++++ Stored data ++++
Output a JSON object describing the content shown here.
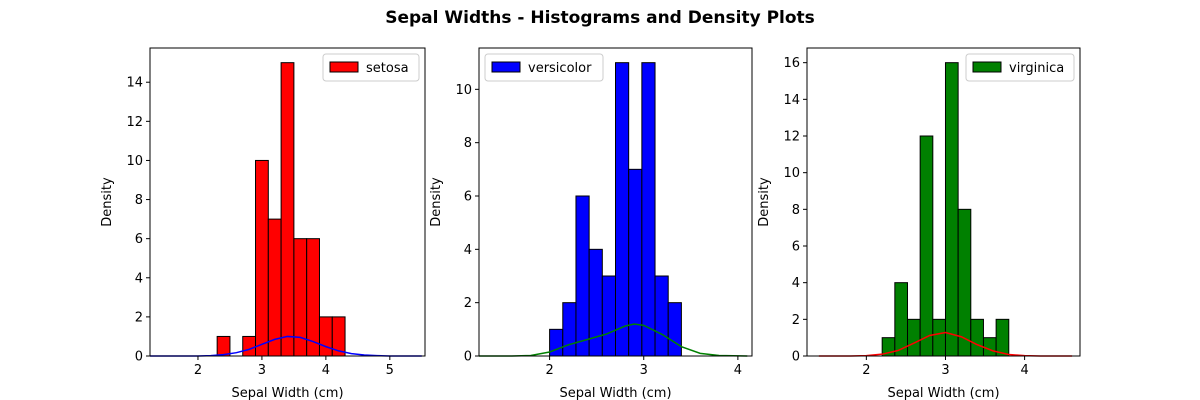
{
  "suptitle": "Sepal Widths - Histograms and Density Plots",
  "chart_data": [
    {
      "type": "bar",
      "subtype": "histogram-with-density",
      "legend": "setosa",
      "legend_loc": "upper right",
      "bar_color": "#ff0000",
      "density_color": "#0000ff",
      "xlabel": "Sepal Width (cm)",
      "ylabel": "Density",
      "xlim": [
        1.25,
        5.55
      ],
      "ylim": [
        0,
        15.75
      ],
      "xticks": [
        2,
        3,
        4,
        5
      ],
      "yticks": [
        0,
        2,
        4,
        6,
        8,
        10,
        12,
        14
      ],
      "bin_edges": [
        2.3,
        2.5,
        2.7,
        2.9,
        3.1,
        3.3,
        3.5,
        3.7,
        3.9,
        4.1,
        4.3,
        4.4
      ],
      "counts": [
        1,
        0,
        1,
        10,
        7,
        15,
        6,
        6,
        2,
        2,
        0
      ],
      "density_x": [
        1.25,
        1.7,
        2.0,
        2.2,
        2.4,
        2.6,
        2.8,
        3.0,
        3.2,
        3.4,
        3.6,
        3.8,
        4.0,
        4.2,
        4.4,
        4.6,
        4.8,
        5.0,
        5.2,
        5.5
      ],
      "density_y": [
        0.0,
        0.0,
        0.0,
        0.02,
        0.07,
        0.17,
        0.34,
        0.6,
        0.85,
        1.0,
        0.95,
        0.74,
        0.48,
        0.26,
        0.12,
        0.05,
        0.02,
        0.0,
        0.0,
        0.0
      ]
    },
    {
      "type": "bar",
      "subtype": "histogram-with-density",
      "legend": "versicolor",
      "legend_loc": "upper left",
      "bar_color": "#0000ff",
      "density_color": "#008000",
      "xlabel": "Sepal Width (cm)",
      "ylabel": "Density",
      "xlim": [
        1.25,
        4.15
      ],
      "ylim": [
        0,
        11.55
      ],
      "xticks": [
        2,
        3,
        4
      ],
      "yticks": [
        0,
        2,
        4,
        6,
        8,
        10
      ],
      "bin_edges": [
        2.0,
        2.14,
        2.28,
        2.42,
        2.56,
        2.7,
        2.84,
        2.98,
        3.12,
        3.26,
        3.4
      ],
      "counts": [
        1,
        2,
        6,
        4,
        3,
        11,
        7,
        11,
        3,
        2
      ],
      "density_x": [
        1.25,
        1.6,
        1.8,
        2.0,
        2.2,
        2.4,
        2.6,
        2.8,
        2.9,
        3.0,
        3.2,
        3.4,
        3.6,
        3.8,
        4.1
      ],
      "density_y": [
        0.0,
        0.0,
        0.02,
        0.15,
        0.42,
        0.62,
        0.82,
        1.12,
        1.2,
        1.15,
        0.8,
        0.35,
        0.1,
        0.02,
        0.0
      ]
    },
    {
      "type": "bar",
      "subtype": "histogram-with-density",
      "legend": "virginica",
      "legend_loc": "upper right",
      "bar_color": "#008000",
      "density_color": "#ff0000",
      "xlabel": "Sepal Width (cm)",
      "ylabel": "Density",
      "xlim": [
        1.25,
        4.7
      ],
      "ylim": [
        0,
        16.8
      ],
      "xticks": [
        2,
        3,
        4
      ],
      "yticks": [
        0,
        2,
        4,
        6,
        8,
        10,
        12,
        14,
        16
      ],
      "bin_edges": [
        2.2,
        2.36,
        2.52,
        2.68,
        2.84,
        3.0,
        3.16,
        3.32,
        3.48,
        3.64,
        3.8
      ],
      "counts": [
        1,
        4,
        2,
        12,
        2,
        16,
        8,
        2,
        1,
        2
      ],
      "density_x": [
        1.4,
        1.8,
        2.0,
        2.2,
        2.4,
        2.6,
        2.8,
        3.0,
        3.2,
        3.4,
        3.6,
        3.8,
        4.0,
        4.2,
        4.6
      ],
      "density_y": [
        0.0,
        0.0,
        0.02,
        0.1,
        0.3,
        0.7,
        1.12,
        1.28,
        1.05,
        0.62,
        0.28,
        0.08,
        0.02,
        0.0,
        0.0
      ]
    }
  ]
}
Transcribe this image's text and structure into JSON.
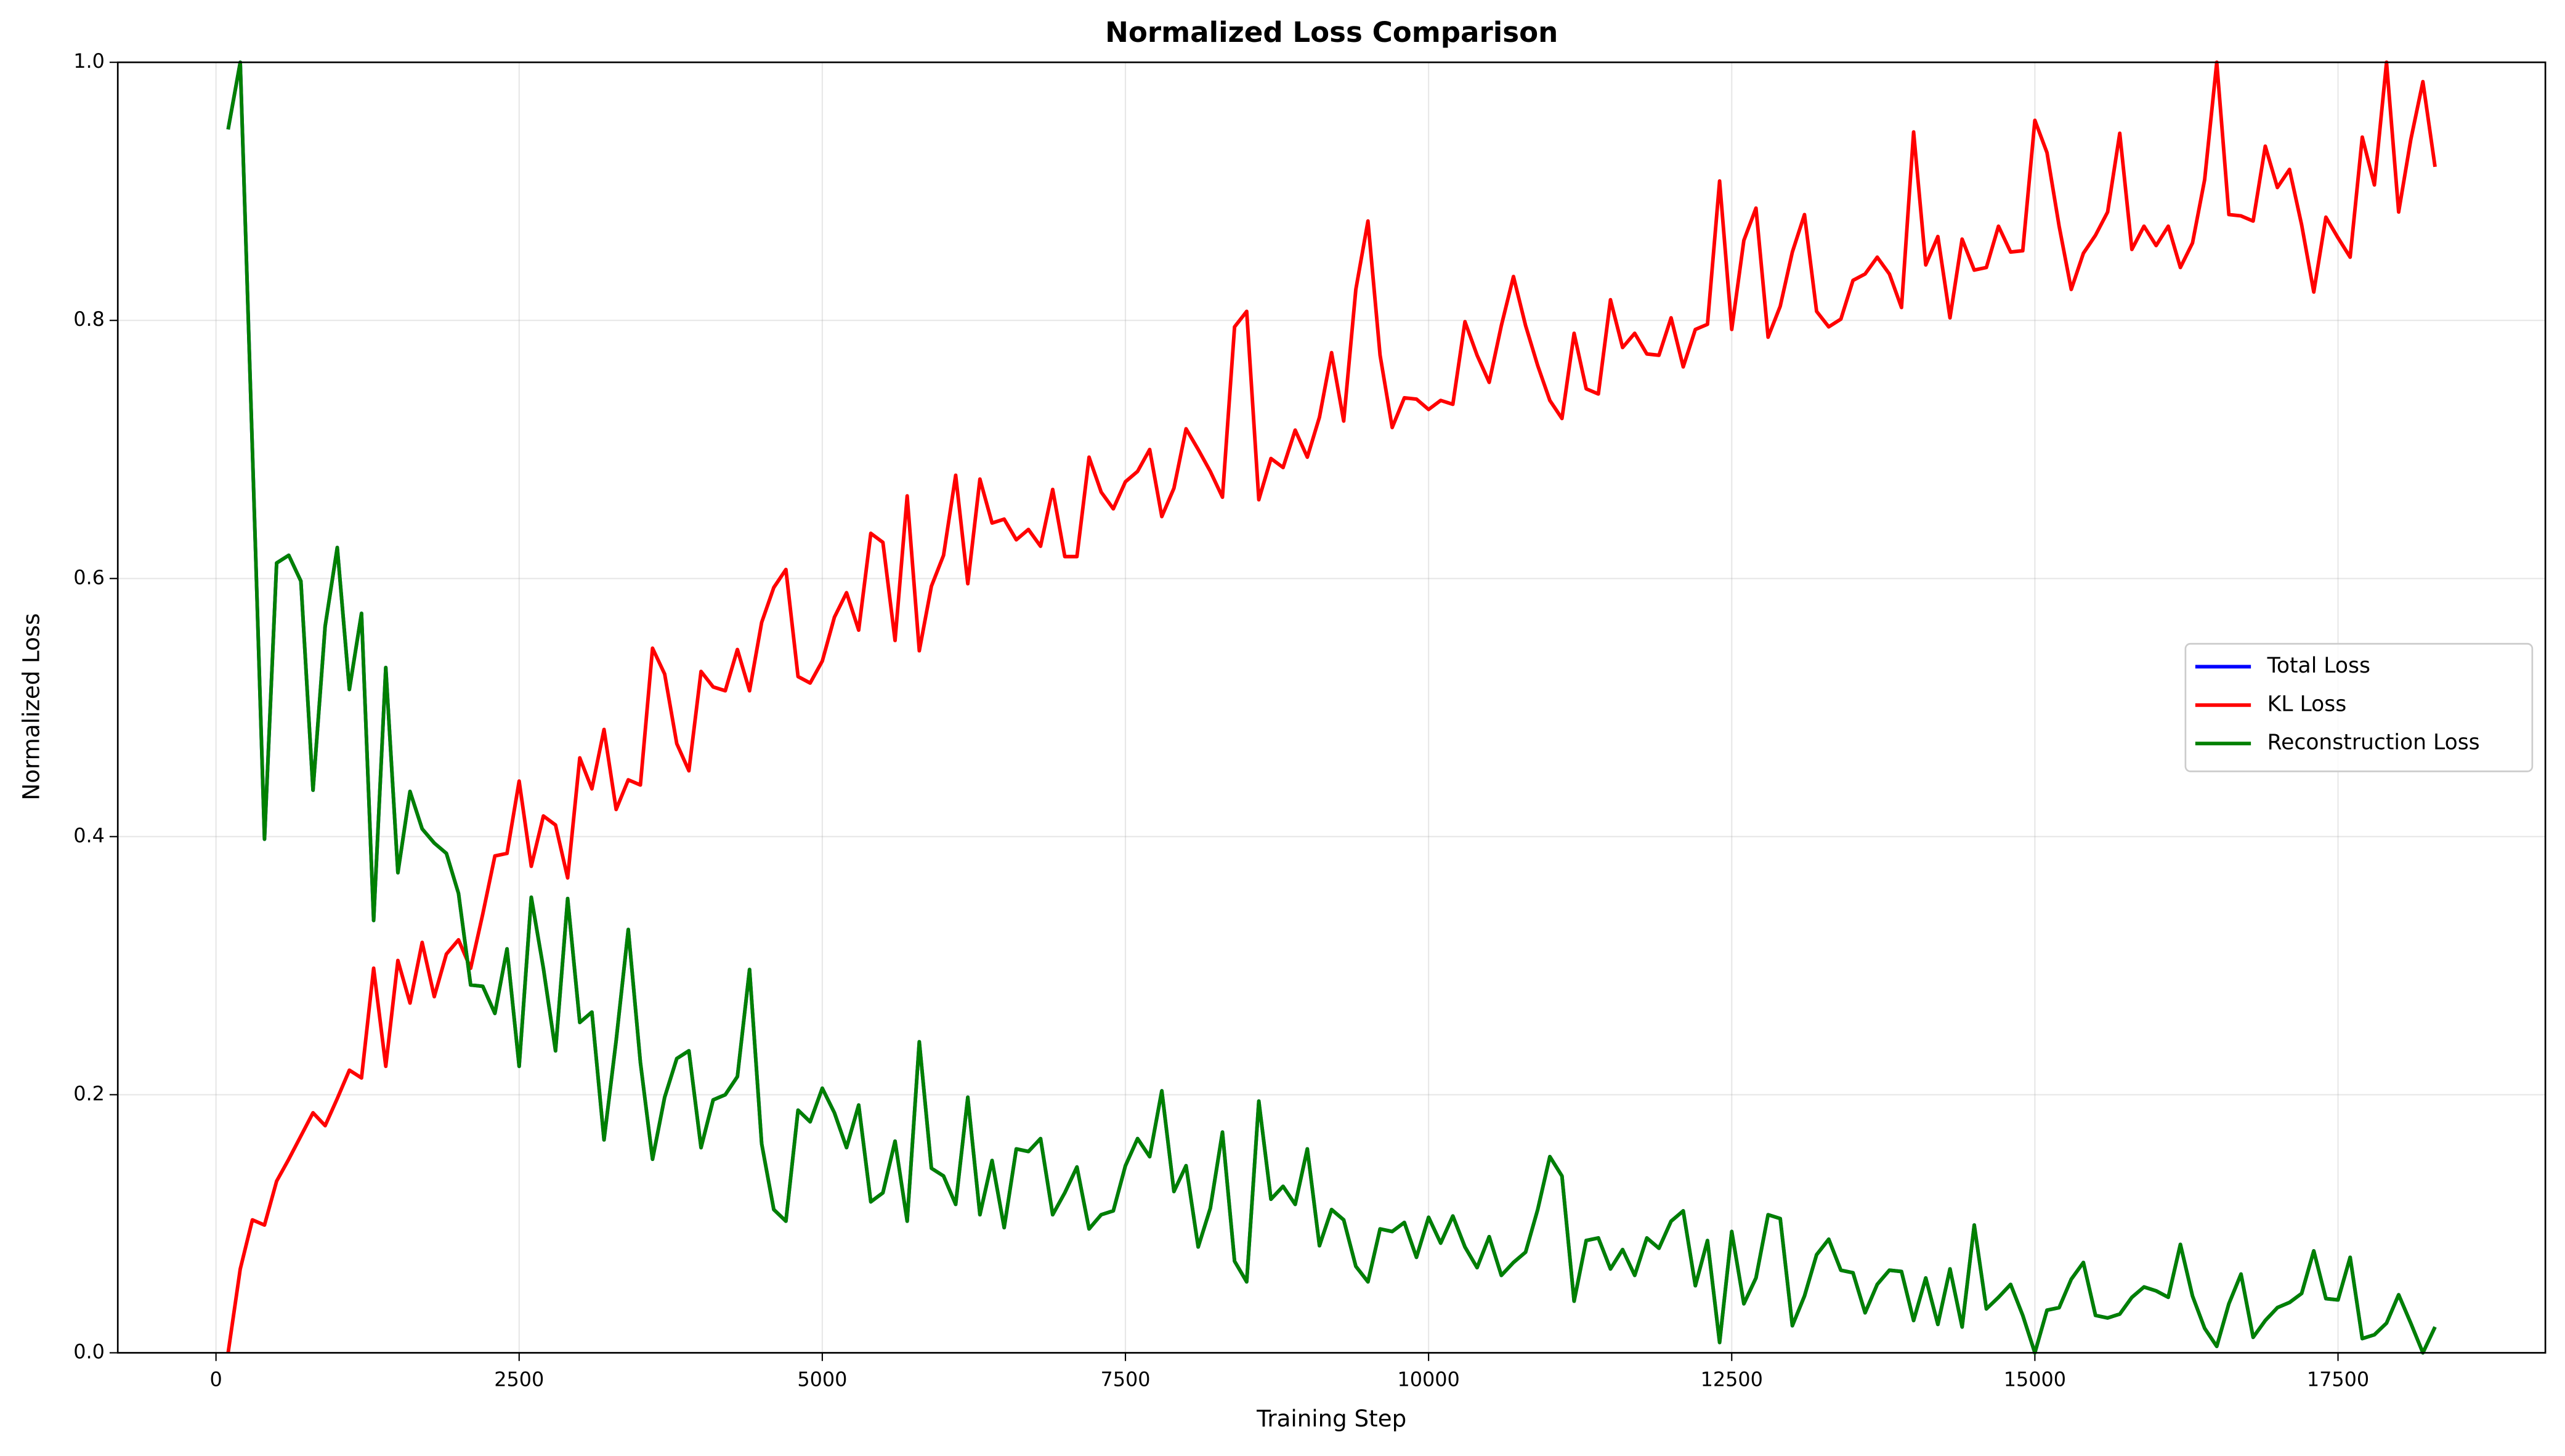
++++
◆ Task instructions ◆
Output each line exactly; omit every picture.

◆ Answer to the exercise ◆
Output a JSON object describing the content shown here.
{
  "suptitle": "Sepal Widths - Histograms and Density Plots",
  "chart_data": [
    {
      "type": "bar",
      "subtype": "histogram-with-density",
      "legend": "setosa",
      "legend_loc": "upper right",
      "bar_color": "#ff0000",
      "density_color": "#0000ff",
      "xlabel": "Sepal Width (cm)",
      "ylabel": "Density",
      "xlim": [
        1.25,
        5.55
      ],
      "ylim": [
        0,
        15.75
      ],
      "xticks": [
        2,
        3,
        4,
        5
      ],
      "yticks": [
        0,
        2,
        4,
        6,
        8,
        10,
        12,
        14
      ],
      "bin_edges": [
        2.3,
        2.5,
        2.7,
        2.9,
        3.1,
        3.3,
        3.5,
        3.7,
        3.9,
        4.1,
        4.3,
        4.4
      ],
      "counts": [
        1,
        0,
        1,
        10,
        7,
        15,
        6,
        6,
        2,
        2,
        0
      ],
      "density_x": [
        1.25,
        1.7,
        2.0,
        2.2,
        2.4,
        2.6,
        2.8,
        3.0,
        3.2,
        3.4,
        3.6,
        3.8,
        4.0,
        4.2,
        4.4,
        4.6,
        4.8,
        5.0,
        5.2,
        5.5
      ],
      "density_y": [
        0.0,
        0.0,
        0.0,
        0.02,
        0.07,
        0.17,
        0.34,
        0.6,
        0.85,
        1.0,
        0.95,
        0.74,
        0.48,
        0.26,
        0.12,
        0.05,
        0.02,
        0.0,
        0.0,
        0.0
      ]
    },
    {
      "type": "bar",
      "subtype": "histogram-with-density",
      "legend": "versicolor",
      "legend_loc": "upper left",
      "bar_color": "#0000ff",
      "density_color": "#008000",
      "xlabel": "Sepal Width (cm)",
      "ylabel": "Density",
      "xlim": [
        1.25,
        4.15
      ],
      "ylim": [
        0,
        11.55
      ],
      "xticks": [
        2,
        3,
        4
      ],
      "yticks": [
        0,
        2,
        4,
        6,
        8,
        10
      ],
      "bin_edges": [
        2.0,
        2.14,
        2.28,
        2.42,
        2.56,
        2.7,
        2.84,
        2.98,
        3.12,
        3.26,
        3.4
      ],
      "counts": [
        1,
        2,
        6,
        4,
        3,
        11,
        7,
        11,
        3,
        2
      ],
      "density_x": [
        1.25,
        1.6,
        1.8,
        2.0,
        2.2,
        2.4,
        2.6,
        2.8,
        2.9,
        3.0,
        3.2,
        3.4,
        3.6,
        3.8,
        4.1
      ],
      "density_y": [
        0.0,
        0.0,
        0.02,
        0.15,
        0.42,
        0.62,
        0.82,
        1.12,
        1.2,
        1.15,
        0.8,
        0.35,
        0.1,
        0.02,
        0.0
      ]
    },
    {
      "type": "bar",
      "subtype": "histogram-with-density",
      "legend": "virginica",
      "legend_loc": "upper right",
      "bar_color": "#008000",
      "density_color": "#ff0000",
      "xlabel": "Sepal Width (cm)",
      "ylabel": "Density",
      "xlim": [
        1.25,
        4.7
      ],
      "ylim": [
        0,
        16.8
      ],
      "xticks": [
        2,
        3,
        4
      ],
      "yticks": [
        0,
        2,
        4,
        6,
        8,
        10,
        12,
        14,
        16
      ],
      "bin_edges": [
        2.2,
        2.36,
        2.52,
        2.68,
        2.84,
        3.0,
        3.16,
        3.32,
        3.48,
        3.64,
        3.8
      ],
      "counts": [
        1,
        4,
        2,
        12,
        2,
        16,
        8,
        2,
        1,
        2
      ],
      "density_x": [
        1.4,
        1.8,
        2.0,
        2.2,
        2.4,
        2.6,
        2.8,
        3.0,
        3.2,
        3.4,
        3.6,
        3.8,
        4.0,
        4.2,
        4.6
      ],
      "density_y": [
        0.0,
        0.0,
        0.02,
        0.1,
        0.3,
        0.7,
        1.12,
        1.28,
        1.05,
        0.62,
        0.28,
        0.08,
        0.02,
        0.0,
        0.0
      ]
    }
  ]
}
Transcribe this image's text and structure into JSON.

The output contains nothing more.